Examine the material below. Gather every line in which the string "this" appears.

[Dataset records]
------------------------------------------------
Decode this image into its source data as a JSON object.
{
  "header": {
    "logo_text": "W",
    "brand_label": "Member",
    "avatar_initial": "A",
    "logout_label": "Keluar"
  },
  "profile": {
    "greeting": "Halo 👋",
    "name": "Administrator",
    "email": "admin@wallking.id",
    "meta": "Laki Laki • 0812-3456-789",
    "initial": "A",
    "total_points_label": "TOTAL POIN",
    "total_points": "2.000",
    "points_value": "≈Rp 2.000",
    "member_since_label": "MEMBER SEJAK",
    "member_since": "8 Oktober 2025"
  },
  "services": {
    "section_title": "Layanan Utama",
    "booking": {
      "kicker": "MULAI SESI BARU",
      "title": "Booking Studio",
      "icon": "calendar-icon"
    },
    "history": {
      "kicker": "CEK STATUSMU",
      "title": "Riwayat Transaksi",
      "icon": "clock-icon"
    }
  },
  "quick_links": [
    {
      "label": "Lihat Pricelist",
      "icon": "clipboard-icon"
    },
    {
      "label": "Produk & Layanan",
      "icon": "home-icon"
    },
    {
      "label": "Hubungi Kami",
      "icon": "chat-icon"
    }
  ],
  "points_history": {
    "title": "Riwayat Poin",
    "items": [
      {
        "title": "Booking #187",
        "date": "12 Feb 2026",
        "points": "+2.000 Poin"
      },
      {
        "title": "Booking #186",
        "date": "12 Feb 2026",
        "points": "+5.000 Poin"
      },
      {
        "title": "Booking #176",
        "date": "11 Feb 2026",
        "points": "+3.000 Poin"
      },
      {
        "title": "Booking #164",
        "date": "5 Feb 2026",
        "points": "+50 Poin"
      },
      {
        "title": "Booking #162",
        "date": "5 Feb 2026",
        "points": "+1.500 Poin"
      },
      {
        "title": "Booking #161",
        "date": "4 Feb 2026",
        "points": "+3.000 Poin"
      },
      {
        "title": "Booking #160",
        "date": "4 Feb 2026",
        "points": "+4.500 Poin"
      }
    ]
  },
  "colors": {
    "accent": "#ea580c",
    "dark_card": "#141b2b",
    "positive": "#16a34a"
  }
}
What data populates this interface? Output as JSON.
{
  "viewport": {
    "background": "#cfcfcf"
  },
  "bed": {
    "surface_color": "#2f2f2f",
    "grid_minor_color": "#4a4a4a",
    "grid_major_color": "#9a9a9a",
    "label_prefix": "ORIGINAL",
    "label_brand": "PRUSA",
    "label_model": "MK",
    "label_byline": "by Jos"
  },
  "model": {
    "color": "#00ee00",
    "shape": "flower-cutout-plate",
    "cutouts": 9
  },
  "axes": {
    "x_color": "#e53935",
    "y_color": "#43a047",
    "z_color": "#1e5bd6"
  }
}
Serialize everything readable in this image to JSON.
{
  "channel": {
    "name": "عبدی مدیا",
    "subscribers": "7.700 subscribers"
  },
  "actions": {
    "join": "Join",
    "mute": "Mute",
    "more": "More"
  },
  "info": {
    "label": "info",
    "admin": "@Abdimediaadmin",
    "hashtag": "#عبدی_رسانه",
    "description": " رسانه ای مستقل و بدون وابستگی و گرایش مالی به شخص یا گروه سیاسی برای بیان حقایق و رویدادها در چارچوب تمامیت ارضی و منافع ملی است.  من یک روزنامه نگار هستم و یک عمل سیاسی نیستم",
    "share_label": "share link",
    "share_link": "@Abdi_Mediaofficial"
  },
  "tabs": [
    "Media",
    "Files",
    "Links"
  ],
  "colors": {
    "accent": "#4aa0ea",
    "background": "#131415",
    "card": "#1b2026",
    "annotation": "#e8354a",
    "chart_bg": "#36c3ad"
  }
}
------------------------------------------------
◆ **The completed task**:
Decode this image into its source data as a JSON object.
What data populates this interface? Output as JSON.
Serialize everything readable in this image to JSON.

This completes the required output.